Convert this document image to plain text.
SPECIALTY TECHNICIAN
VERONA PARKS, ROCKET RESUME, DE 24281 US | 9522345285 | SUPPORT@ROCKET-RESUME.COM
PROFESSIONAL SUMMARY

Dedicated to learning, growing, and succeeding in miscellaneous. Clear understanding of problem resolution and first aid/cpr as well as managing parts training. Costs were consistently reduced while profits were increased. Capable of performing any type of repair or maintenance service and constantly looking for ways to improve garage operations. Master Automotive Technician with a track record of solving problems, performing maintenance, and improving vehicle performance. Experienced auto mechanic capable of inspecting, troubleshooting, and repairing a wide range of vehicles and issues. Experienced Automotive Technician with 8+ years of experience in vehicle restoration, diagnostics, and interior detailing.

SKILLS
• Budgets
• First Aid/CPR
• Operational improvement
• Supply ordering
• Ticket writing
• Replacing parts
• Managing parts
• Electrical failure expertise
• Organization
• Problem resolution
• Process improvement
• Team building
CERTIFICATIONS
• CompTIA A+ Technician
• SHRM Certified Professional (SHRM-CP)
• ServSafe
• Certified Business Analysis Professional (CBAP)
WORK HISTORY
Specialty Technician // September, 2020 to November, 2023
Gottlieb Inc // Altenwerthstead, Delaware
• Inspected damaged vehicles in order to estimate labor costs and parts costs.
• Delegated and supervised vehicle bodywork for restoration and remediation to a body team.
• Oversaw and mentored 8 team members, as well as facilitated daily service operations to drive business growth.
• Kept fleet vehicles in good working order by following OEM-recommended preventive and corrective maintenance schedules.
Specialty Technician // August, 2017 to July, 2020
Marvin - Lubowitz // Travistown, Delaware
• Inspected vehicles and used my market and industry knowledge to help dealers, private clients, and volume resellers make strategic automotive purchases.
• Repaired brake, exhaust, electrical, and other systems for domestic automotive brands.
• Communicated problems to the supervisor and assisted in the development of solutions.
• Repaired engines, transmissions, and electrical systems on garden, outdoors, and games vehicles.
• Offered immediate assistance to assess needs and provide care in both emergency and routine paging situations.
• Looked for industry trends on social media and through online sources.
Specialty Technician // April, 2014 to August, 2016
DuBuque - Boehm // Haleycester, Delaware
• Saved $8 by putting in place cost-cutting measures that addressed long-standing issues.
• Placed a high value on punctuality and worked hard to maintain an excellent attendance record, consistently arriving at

Problem: Report all lines of the data that include the word "Inspected".

Solution to this problem:
• Inspected damaged vehicles in order to estimate labor costs and parts costs.
• Inspected vehicles and used my market and industry knowledge to help dealers, private clients, and volume resellers make strategic automotive purchases.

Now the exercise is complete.